§ **The exercise**: Extract all lines that hold the string "condition".

§ **Dataset extract**:
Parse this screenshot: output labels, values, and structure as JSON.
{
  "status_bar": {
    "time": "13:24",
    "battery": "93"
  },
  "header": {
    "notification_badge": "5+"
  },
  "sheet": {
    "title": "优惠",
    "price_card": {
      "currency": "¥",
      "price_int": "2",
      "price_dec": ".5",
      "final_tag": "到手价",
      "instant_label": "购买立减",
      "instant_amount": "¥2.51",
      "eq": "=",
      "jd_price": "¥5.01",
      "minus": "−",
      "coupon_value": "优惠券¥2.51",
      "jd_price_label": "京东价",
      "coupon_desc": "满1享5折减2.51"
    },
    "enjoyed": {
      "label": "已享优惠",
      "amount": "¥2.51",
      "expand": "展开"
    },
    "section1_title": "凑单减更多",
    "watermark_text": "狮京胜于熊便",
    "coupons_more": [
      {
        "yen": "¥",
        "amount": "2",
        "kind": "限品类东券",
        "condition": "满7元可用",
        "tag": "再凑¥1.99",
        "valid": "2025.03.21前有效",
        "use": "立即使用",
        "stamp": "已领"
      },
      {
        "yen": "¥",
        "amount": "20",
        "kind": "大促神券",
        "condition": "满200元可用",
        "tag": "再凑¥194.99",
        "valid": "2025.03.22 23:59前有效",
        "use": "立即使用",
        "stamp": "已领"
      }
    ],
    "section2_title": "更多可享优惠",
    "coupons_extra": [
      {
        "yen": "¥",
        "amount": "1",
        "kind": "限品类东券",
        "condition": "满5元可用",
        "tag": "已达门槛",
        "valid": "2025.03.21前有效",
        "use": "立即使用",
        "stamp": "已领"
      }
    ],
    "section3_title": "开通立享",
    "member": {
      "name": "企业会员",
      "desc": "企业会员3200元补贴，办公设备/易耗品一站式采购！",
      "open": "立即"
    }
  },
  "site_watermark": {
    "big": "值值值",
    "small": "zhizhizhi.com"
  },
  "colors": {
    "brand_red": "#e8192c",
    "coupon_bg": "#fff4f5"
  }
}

§ **Answer below**:
        "condition": "满7元可用",
        "condition": "满200元可用",
        "condition": "满5元可用",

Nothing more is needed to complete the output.